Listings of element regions
***
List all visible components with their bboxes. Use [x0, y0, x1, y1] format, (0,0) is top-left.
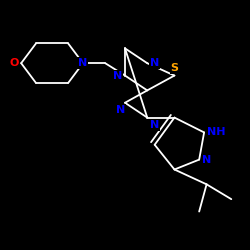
- Text: N: N: [150, 58, 159, 68]
- Text: N: N: [150, 120, 159, 130]
- Text: N: N: [78, 58, 88, 68]
- Text: O: O: [9, 58, 19, 68]
- Text: N: N: [202, 154, 211, 164]
- Text: N: N: [113, 70, 122, 81]
- Text: N: N: [116, 105, 125, 115]
- Text: NH: NH: [206, 128, 225, 138]
- Text: S: S: [170, 63, 178, 73]
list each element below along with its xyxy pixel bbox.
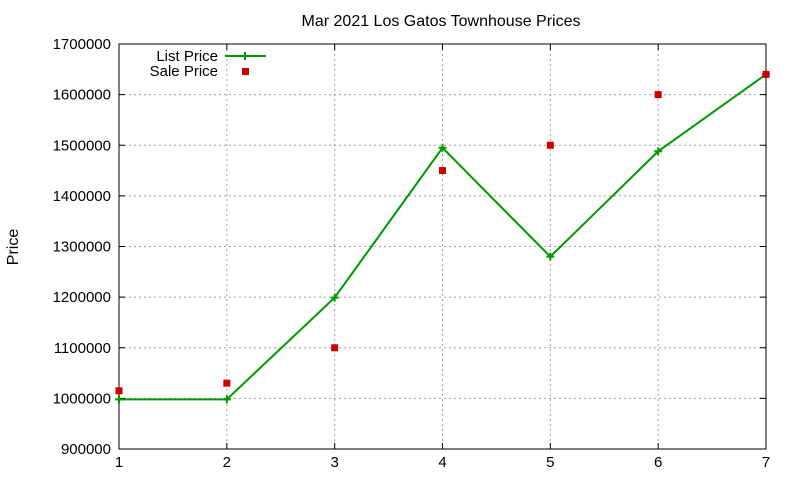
axis-ticks: 900000 1000000 1100000 1200000 1300000 140000… bbox=[53, 36, 771, 471]
data-point-square bbox=[223, 379, 231, 387]
x-tick-label: 6 bbox=[654, 454, 662, 471]
legend-label-list-price: List Price bbox=[156, 48, 218, 65]
grid bbox=[119, 44, 766, 449]
data-point-square bbox=[546, 141, 554, 149]
data-point-square bbox=[439, 167, 446, 175]
y-tick-label: 1500000 bbox=[53, 137, 111, 154]
data-point-plus bbox=[546, 252, 555, 261]
x-tick-label: 3 bbox=[330, 454, 338, 471]
y-tick-label: 900000 bbox=[61, 441, 111, 458]
legend-label-sale-price: Sale Price bbox=[150, 63, 218, 80]
legend: List Price Sale Price bbox=[150, 48, 266, 80]
x-tick-label: 1 bbox=[115, 454, 123, 471]
data-point-plus bbox=[330, 293, 339, 302]
x-tick-label: 7 bbox=[762, 454, 770, 471]
series-sale-price bbox=[115, 70, 770, 395]
y-tick-label: 1600000 bbox=[53, 87, 111, 104]
data-point-plus bbox=[654, 147, 663, 156]
x-tick-label: 5 bbox=[546, 454, 554, 471]
data-point-square bbox=[331, 344, 339, 352]
data-point-plus bbox=[438, 143, 447, 152]
y-tick-label: 1700000 bbox=[53, 36, 111, 53]
y-tick-label: 1300000 bbox=[53, 239, 111, 256]
y-tick-label: 1200000 bbox=[53, 289, 111, 306]
data-point-plus bbox=[222, 395, 231, 404]
data-point-square bbox=[654, 91, 662, 99]
y-axis-label: Price bbox=[5, 229, 22, 266]
series bbox=[115, 70, 770, 404]
y-tick-label: 1000000 bbox=[53, 390, 111, 407]
data-point-square bbox=[762, 70, 770, 78]
legend-marker-sale-price bbox=[242, 68, 249, 75]
y-tick-label: 1400000 bbox=[53, 188, 111, 205]
x-tick-label: 2 bbox=[223, 454, 231, 471]
legend-marker-list-price bbox=[241, 52, 249, 60]
data-point-square bbox=[115, 387, 123, 395]
y-tick-label: 1100000 bbox=[54, 340, 111, 357]
chart-title: Mar 2021 Los Gatos Townhouse Prices bbox=[302, 13, 581, 30]
x-tick-label: 4 bbox=[438, 454, 446, 471]
data-point-plus bbox=[115, 395, 123, 404]
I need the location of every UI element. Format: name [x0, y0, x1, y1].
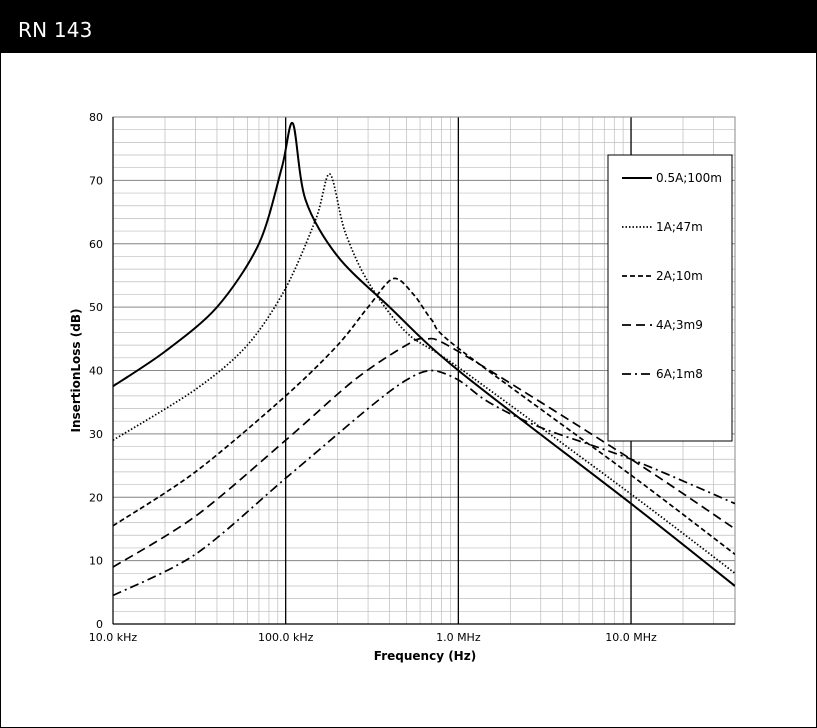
legend-label-1: 0.5A;100m: [656, 171, 722, 185]
header-title: RN 143: [18, 18, 93, 42]
series-line-1: [113, 122, 735, 587]
x-tick-label: 1.0 MHz: [436, 631, 481, 644]
x-axis-title: Frequency (Hz): [374, 649, 476, 663]
y-tick-label: 30: [89, 428, 103, 441]
y-tick-label: 10: [89, 555, 103, 568]
legend-label-4: 4A;3m9: [656, 318, 703, 332]
legend-box: [607, 154, 733, 442]
series-line-4: [113, 337, 735, 568]
legend-label-3: 2A;10m: [656, 269, 703, 283]
chart-legend: 0.5A;100m 1A;47m 2A;10m 4A;3m9 6A;1m8: [607, 154, 733, 442]
series-line-3: [113, 277, 735, 555]
y-tick-label: 40: [89, 365, 103, 378]
series-line-5: [113, 369, 735, 597]
insertion-loss-chart: 0 10 20 30 40 50 60 70 80 10.0 kHz 100.0 kHz 1.0 MH…: [69, 111, 736, 663]
x-tick-label: 100.0 kHz: [258, 631, 314, 644]
y-axis-title: InsertionLoss (dB): [69, 309, 83, 433]
y-tick-label: 0: [96, 618, 103, 631]
legend-label-2: 1A;47m: [656, 220, 703, 234]
x-tick-label: 10.0 kHz: [89, 631, 138, 644]
y-tick-label: 50: [89, 301, 103, 314]
y-tick-label: 80: [89, 111, 103, 124]
y-tick-label: 60: [89, 238, 103, 251]
header-bar: RN 143: [1, 1, 816, 53]
legend-label-5: 6A;1m8: [656, 367, 703, 381]
y-tick-label: 20: [89, 491, 103, 504]
x-tick-label: 10.0 MHz: [605, 631, 657, 644]
y-tick-label: 70: [89, 174, 103, 187]
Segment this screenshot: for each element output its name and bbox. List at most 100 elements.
***
Goal of the exercise
Quote every entry above verbatim, omitting the pictures.

Response
List all visible components with their bboxes. Use [x0, y0, x1, y1] format, (0,0) is top-left.
- Text: N: N: [150, 58, 159, 68]
- Text: N: N: [150, 120, 159, 130]
- Text: N: N: [78, 58, 88, 68]
- Text: O: O: [9, 58, 19, 68]
- Text: N: N: [202, 154, 211, 164]
- Text: N: N: [113, 70, 122, 81]
- Text: N: N: [116, 105, 125, 115]
- Text: NH: NH: [206, 128, 225, 138]
- Text: S: S: [170, 63, 178, 73]
list each element below along with its xyxy pixel bbox.
axis-ticks: 900000 1000000 1100000 1200000 1300000 140000… bbox=[53, 36, 771, 471]
data-point-square bbox=[223, 379, 231, 387]
x-tick-label: 6 bbox=[654, 454, 662, 471]
legend-label-list-price: List Price bbox=[156, 48, 218, 65]
grid bbox=[119, 44, 766, 449]
data-point-square bbox=[546, 141, 554, 149]
data-point-square bbox=[439, 167, 446, 175]
y-tick-label: 1500000 bbox=[53, 137, 111, 154]
data-point-plus bbox=[546, 252, 555, 261]
x-tick-label: 3 bbox=[330, 454, 338, 471]
y-tick-label: 900000 bbox=[61, 441, 111, 458]
legend-label-sale-price: Sale Price bbox=[150, 63, 218, 80]
legend: List Price Sale Price bbox=[150, 48, 266, 80]
x-tick-label: 1 bbox=[115, 454, 123, 471]
data-point-plus bbox=[330, 293, 339, 302]
x-tick-label: 7 bbox=[762, 454, 770, 471]
series-sale-price bbox=[115, 70, 770, 395]
y-tick-label: 1600000 bbox=[53, 87, 111, 104]
data-point-plus bbox=[654, 147, 663, 156]
x-tick-label: 5 bbox=[546, 454, 554, 471]
data-point-square bbox=[331, 344, 339, 352]
data-point-plus bbox=[438, 143, 447, 152]
y-tick-label: 1700000 bbox=[53, 36, 111, 53]
y-tick-label: 1300000 bbox=[53, 239, 111, 256]
y-tick-label: 1200000 bbox=[53, 289, 111, 306]
data-point-plus bbox=[222, 395, 231, 404]
data-point-square bbox=[654, 91, 662, 99]
y-axis-label: Price bbox=[5, 229, 22, 266]
series bbox=[115, 70, 770, 404]
y-tick-label: 1000000 bbox=[53, 390, 111, 407]
data-point-square bbox=[762, 70, 770, 78]
legend-marker-sale-price bbox=[242, 68, 249, 75]
y-tick-label: 1400000 bbox=[53, 188, 111, 205]
x-tick-label: 2 bbox=[223, 454, 231, 471]
legend-marker-list-price bbox=[241, 52, 249, 60]
data-point-square bbox=[115, 387, 123, 395]
y-tick-label: 1100000 bbox=[54, 340, 111, 357]
chart-title: Mar 2021 Los Gatos Townhouse Prices bbox=[302, 13, 581, 30]
x-tick-label: 4 bbox=[438, 454, 446, 471]
data-point-plus bbox=[115, 395, 123, 404]
I need the location of every UI element. Format: name [x0, y0, x1, y1].
legend-label-1: 0.5A;100m: [656, 171, 722, 185]
header-title: RN 143: [18, 18, 93, 42]
series-line-1: [113, 122, 735, 587]
x-tick-label: 1.0 MHz: [436, 631, 481, 644]
x-axis-title: Frequency (Hz): [374, 649, 476, 663]
y-tick-label: 30: [89, 428, 103, 441]
y-tick-label: 10: [89, 555, 103, 568]
legend-label-4: 4A;3m9: [656, 318, 703, 332]
legend-box: [607, 154, 733, 442]
series-line-4: [113, 337, 735, 568]
legend-label-3: 2A;10m: [656, 269, 703, 283]
chart-legend: 0.5A;100m 1A;47m 2A;10m 4A;3m9 6A;1m8: [607, 154, 733, 442]
series-line-3: [113, 277, 735, 555]
y-tick-label: 40: [89, 365, 103, 378]
series-line-5: [113, 369, 735, 597]
insertion-loss-chart: 0 10 20 30 40 50 60 70 80 10.0 kHz 100.0 kHz 1.0 MH…: [69, 111, 736, 663]
x-tick-label: 100.0 kHz: [258, 631, 314, 644]
y-axis-title: InsertionLoss (dB): [69, 309, 83, 433]
y-tick-label: 0: [96, 618, 103, 631]
legend-label-2: 1A;47m: [656, 220, 703, 234]
x-tick-label: 10.0 kHz: [89, 631, 138, 644]
y-tick-label: 50: [89, 301, 103, 314]
y-tick-label: 80: [89, 111, 103, 124]
y-tick-label: 60: [89, 238, 103, 251]
header-bar: RN 143: [1, 1, 816, 53]
legend-label-5: 6A;1m8: [656, 367, 703, 381]
y-tick-label: 20: [89, 491, 103, 504]
x-tick-label: 10.0 MHz: [605, 631, 657, 644]
y-tick-label: 70: [89, 174, 103, 187]
Segment this screenshot: for each element output its name and bbox. List at most 100 elements.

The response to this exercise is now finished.